→ **Prompt**
Assemble all lines in which the string "impact" appears.

→ **Material provided**
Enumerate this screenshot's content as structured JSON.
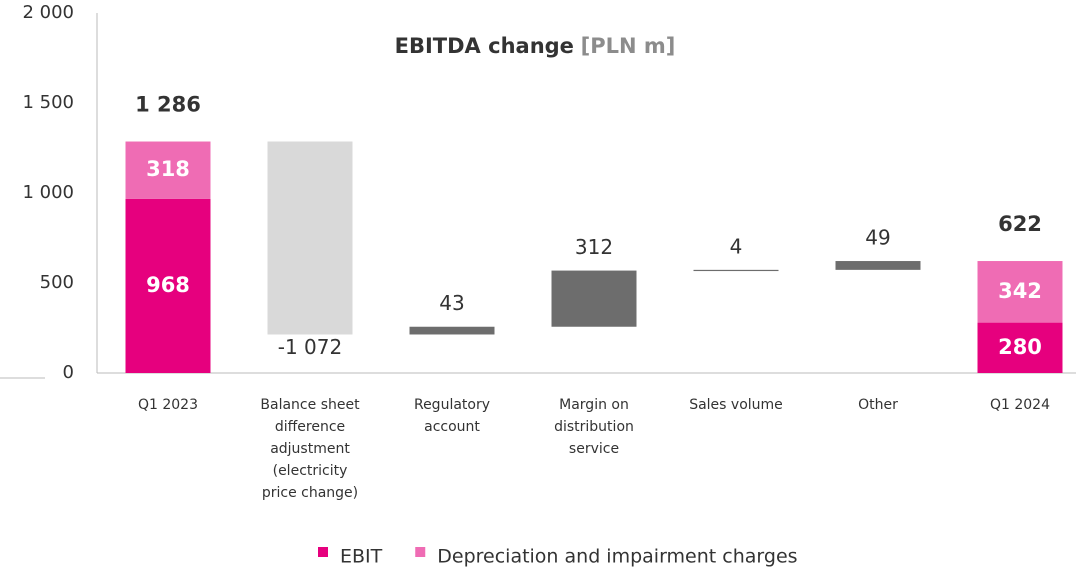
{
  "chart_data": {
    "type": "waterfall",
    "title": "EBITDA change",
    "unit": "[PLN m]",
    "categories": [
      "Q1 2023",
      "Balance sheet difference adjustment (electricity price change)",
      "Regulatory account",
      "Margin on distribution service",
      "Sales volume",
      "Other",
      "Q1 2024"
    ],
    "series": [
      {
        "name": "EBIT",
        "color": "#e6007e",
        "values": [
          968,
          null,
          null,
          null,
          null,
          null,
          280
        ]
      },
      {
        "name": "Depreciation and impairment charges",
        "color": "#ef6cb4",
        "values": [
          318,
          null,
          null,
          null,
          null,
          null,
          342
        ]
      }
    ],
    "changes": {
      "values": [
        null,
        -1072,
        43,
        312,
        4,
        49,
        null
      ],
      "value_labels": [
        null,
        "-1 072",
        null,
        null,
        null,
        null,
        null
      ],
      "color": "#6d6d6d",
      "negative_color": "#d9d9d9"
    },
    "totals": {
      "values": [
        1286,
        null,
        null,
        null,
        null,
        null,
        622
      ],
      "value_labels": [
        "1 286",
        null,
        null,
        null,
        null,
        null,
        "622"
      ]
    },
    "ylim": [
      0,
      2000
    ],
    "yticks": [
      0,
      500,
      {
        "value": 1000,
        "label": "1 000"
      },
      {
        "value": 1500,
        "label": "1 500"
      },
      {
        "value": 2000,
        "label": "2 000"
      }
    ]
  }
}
--
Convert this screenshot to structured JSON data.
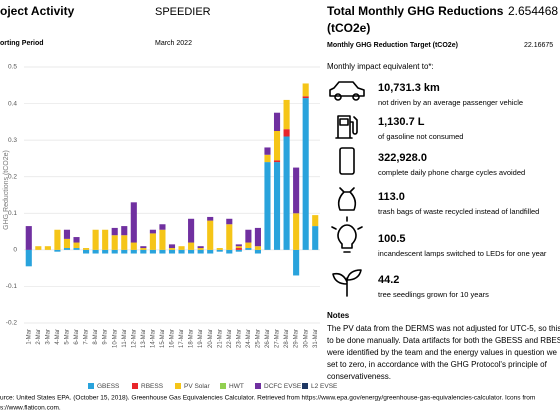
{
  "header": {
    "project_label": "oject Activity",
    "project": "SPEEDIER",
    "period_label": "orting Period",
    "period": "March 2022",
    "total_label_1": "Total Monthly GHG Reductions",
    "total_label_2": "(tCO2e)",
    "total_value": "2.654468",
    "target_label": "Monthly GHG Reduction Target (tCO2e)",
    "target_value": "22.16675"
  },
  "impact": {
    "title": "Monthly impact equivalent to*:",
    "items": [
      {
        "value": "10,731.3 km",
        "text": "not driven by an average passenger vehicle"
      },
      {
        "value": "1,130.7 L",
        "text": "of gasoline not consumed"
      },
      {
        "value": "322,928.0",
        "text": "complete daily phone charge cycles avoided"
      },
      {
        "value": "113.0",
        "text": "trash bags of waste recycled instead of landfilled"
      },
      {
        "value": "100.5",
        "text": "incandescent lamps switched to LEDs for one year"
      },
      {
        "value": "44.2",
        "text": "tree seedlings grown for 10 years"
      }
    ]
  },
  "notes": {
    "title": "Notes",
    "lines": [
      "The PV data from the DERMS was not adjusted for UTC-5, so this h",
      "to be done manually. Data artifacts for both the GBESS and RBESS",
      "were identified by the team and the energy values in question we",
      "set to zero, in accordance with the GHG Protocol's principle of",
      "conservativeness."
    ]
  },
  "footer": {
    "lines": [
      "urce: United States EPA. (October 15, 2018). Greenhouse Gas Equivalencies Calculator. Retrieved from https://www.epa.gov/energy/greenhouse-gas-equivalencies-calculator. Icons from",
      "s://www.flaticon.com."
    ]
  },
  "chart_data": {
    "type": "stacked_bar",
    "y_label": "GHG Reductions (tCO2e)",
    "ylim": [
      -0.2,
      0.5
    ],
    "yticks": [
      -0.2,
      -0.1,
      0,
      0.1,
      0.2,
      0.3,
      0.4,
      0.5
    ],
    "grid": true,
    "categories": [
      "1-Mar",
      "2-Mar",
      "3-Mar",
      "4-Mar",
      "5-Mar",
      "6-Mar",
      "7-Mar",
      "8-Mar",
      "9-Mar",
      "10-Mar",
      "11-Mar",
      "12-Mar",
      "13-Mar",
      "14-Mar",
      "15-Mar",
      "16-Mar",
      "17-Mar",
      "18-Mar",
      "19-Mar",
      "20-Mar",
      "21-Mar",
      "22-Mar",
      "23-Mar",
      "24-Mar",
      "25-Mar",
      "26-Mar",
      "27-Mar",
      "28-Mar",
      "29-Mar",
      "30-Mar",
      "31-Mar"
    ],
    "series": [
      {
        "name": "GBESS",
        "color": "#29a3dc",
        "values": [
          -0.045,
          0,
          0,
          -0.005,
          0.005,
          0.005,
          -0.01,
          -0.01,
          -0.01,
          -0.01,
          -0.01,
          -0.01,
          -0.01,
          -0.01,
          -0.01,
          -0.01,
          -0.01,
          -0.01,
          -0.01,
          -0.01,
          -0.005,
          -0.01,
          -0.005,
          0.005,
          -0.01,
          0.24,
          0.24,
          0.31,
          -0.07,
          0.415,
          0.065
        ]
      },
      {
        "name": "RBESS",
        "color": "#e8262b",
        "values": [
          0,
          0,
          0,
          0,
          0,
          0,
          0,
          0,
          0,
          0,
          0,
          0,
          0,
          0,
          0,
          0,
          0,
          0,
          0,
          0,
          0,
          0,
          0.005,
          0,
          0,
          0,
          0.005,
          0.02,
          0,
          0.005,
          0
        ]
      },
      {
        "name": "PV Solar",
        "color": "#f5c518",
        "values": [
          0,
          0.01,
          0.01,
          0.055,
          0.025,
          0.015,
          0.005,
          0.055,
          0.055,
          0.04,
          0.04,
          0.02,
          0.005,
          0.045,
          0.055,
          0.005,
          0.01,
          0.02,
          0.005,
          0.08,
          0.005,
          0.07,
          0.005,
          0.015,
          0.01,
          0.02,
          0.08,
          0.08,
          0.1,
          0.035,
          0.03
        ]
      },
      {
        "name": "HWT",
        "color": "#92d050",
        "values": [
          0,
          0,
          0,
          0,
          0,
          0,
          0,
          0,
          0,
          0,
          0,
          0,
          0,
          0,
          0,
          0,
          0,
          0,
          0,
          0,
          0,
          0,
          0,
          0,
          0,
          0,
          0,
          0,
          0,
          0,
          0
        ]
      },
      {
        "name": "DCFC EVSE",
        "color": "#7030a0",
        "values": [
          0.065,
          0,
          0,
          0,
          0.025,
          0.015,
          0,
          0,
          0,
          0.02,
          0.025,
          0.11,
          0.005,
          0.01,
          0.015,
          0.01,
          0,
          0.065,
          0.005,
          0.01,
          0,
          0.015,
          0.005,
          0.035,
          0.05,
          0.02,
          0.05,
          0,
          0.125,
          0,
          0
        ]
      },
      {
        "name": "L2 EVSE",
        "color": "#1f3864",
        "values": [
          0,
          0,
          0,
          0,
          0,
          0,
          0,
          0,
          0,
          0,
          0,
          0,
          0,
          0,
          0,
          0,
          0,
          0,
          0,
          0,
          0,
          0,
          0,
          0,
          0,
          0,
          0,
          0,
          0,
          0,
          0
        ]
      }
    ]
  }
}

→ **Result**
  "impact": {
    "title": "Monthly impact equivalent to*:",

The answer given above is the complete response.